**Extract to read:**
My Favorite Royal Icing

Here is my classic easy royal icing made with meringue powder. It’s easy to work with, sets quickly, and won’t break your teeth when it dries. It has the most delicious taste and texture and makes decorating sugar cookies FUN and SIMPLE. Use this traditional royal icing recipe for both flooding and outlining your sugar cookies!

How to make royal icing with meringue powder on sallysbakingaddiction.com

This is the only traditional royal icing I use. It’s my favorite because it’s easy to work with, sets quickly, and doesn’t require raw egg whites. And, best of all, it doesn’t have a hard cement-like texture. It won’t break your teeth like other royal icings!

Meringue Power in Royal Icing

There are many ways to prepare royal icing and my favorite method is with meringue powder. Meringue powder takes the place of raw egg whites, which is found in traditional royal icing recipes. Both create a very sturdy and stable icing that hardens quickly on top of cookies. Meringue powder, while containing eggs, eliminates the need for raw fresh eggs, but still provides the EXACT same consistency. You can find meringue powder in some baking aisles, most craft stores with a baking section, and online. I just buy it on Amazon in the 8 ounce container. Super inexpensive and it lasts me awhile.

This royal icing is just 3 ingredients: confectioners’ sugar, meringue powder, and water. The trickiest part is landing on the perfect consistency, but I have a helpful video for you below. Sometimes I need more water, sometimes I need less water. But the wonderful thing is that you can manipulate the icing to get the proper consistency by adding more water or more confectioners’ sugar. It’s awesome.

Use This Royal Icing for Flooding and Piping

I use this one royal icing for both piping/outlining and flooding. It is thick enough to outline and thin enough to flood, which makes it super convenient.

Decorated sugar cookies with my favorite royal icing on sallysbakingaddiction.com

Decorating Sugar Cookies

Here is the sugar cookie recipe you need. Soft centers, crisp edges, easy to decorate.

Some handy tools:

  • Couplers – only needed if you’re using the same icing color, but need to switch tips.
  • Piping Bags – I prefer the 16 inch size for decorating.
  • Gel Food Coloring – get the whole set. I love these colors for royal icing, cake batter, frosting, etc. They’re high pigmented so you don’t need as much coloring.
  • Piping Tips– see below.
  • Toothpick — I use a toothpick to help spread out the icing. You could also just use the piping tip, too.

And some piping tips. I always use Wilton piping tip #4 for outlining and flooding the cookie with icing. This is a wonderful basic piping tip to have in your collection. For any detail, I use a thinner round tip like Wilton piping tip #1 (super thin) and Wilton piping tip #2 (thin). For larger round tips that are easier to work with, I suggest Wilton piping tip #3Wilton piping tip #4, or Wilton piping tip #5. The piping tip #s reflect their sizes– #1 being the thinnest and #5 being the largest of this particular bunch.

**What to work on:**
A – Answer these questions about the royal icing text, one line each:
(i) What three ingredients go into this royal icing?
(ii) What size piping bag does the writer prefer for decorating?
(iii) Which Wilton piping tip does the writer always use for outlining and flooding?
B – Print the part of the royal icing text that opens with the words containing "Here is the" and closes with "piping tip, too.".

**Dataset rows:**

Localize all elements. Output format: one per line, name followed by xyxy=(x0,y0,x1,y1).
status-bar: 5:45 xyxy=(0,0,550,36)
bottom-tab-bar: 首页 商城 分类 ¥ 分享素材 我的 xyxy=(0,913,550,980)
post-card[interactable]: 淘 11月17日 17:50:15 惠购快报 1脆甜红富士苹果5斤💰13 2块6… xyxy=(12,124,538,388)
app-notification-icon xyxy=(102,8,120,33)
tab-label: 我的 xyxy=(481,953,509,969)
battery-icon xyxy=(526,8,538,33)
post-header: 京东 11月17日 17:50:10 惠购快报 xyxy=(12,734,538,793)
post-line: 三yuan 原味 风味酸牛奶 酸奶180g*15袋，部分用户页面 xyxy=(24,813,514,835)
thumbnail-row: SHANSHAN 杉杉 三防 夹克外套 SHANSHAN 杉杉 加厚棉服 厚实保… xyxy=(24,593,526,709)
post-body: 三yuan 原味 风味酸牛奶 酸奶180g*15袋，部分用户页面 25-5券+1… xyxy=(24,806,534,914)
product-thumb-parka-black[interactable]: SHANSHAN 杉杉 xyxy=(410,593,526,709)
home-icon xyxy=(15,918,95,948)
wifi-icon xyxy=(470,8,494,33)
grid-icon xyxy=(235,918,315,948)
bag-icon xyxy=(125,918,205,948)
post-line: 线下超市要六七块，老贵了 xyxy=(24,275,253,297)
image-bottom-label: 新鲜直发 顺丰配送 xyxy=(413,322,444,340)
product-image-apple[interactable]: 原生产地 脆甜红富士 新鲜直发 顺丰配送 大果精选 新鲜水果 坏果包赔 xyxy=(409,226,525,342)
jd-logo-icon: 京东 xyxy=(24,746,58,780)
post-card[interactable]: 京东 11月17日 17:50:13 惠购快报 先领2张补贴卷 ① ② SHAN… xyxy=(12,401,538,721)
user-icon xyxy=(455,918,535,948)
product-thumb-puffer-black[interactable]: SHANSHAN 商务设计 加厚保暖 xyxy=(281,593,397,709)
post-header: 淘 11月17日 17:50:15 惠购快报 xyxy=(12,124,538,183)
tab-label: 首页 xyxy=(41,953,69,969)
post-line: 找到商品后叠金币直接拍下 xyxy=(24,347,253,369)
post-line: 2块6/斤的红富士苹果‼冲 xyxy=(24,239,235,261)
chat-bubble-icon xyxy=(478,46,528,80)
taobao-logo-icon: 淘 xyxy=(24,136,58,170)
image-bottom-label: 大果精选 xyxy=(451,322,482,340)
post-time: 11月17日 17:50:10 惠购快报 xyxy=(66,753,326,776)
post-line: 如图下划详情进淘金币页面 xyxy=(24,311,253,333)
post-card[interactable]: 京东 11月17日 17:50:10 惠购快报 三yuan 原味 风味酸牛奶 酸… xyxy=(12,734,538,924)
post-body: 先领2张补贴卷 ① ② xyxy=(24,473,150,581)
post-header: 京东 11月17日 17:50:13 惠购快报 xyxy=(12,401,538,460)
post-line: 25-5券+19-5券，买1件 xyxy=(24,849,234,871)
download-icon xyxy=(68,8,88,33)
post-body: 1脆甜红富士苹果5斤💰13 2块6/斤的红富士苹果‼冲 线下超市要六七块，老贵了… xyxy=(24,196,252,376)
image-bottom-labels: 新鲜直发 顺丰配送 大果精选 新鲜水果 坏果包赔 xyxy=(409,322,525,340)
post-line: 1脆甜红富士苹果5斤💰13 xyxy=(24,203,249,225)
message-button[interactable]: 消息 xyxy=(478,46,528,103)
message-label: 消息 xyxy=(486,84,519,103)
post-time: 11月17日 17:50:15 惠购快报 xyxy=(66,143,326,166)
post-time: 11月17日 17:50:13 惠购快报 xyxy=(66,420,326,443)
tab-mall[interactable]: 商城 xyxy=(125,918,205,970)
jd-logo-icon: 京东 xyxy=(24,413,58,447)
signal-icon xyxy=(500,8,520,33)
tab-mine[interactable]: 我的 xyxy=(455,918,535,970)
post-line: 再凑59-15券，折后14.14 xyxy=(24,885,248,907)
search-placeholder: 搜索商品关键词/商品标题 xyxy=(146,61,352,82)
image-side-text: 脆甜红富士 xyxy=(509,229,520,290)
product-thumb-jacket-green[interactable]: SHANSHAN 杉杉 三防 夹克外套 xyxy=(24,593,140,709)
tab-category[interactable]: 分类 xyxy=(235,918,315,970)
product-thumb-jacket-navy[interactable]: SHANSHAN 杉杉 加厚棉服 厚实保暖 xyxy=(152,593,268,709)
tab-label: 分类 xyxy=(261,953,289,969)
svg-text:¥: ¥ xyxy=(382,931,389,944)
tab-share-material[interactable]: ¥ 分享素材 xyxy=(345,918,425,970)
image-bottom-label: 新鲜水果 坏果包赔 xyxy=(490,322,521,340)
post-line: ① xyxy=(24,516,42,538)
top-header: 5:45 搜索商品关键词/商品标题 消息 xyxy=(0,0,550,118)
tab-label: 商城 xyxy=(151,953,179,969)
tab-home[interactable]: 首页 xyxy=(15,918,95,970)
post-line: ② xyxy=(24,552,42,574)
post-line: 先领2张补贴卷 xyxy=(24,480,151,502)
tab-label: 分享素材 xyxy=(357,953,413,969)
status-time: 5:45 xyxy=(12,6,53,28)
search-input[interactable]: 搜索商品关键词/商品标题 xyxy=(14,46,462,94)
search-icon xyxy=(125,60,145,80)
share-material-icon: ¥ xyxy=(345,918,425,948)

**Answers to the exercises:**
A –
(i) Confectioners’ sugar, meringue powder, and water.
(ii) The 16 inch size.
(iii) Wilton piping tip #4.

B –
Here is the sugar cookie recipe you need. Soft centers, crisp edges, easy to decorate.

Some handy tools:

  • Couplers – only needed if you’re using the same icing color, but need to switch tips.
  • Piping Bags – I prefer the 16 inch size for decorating.
  • Gel Food Coloring – get the whole set. I love these colors for royal icing, cake batter, frosting, etc. They’re high pigmented so you don’t need as much coloring.
  • Piping Tips– see below.
  • Toothpick — I use a toothpick to help spread out the icing. You could also just use the piping tip, too.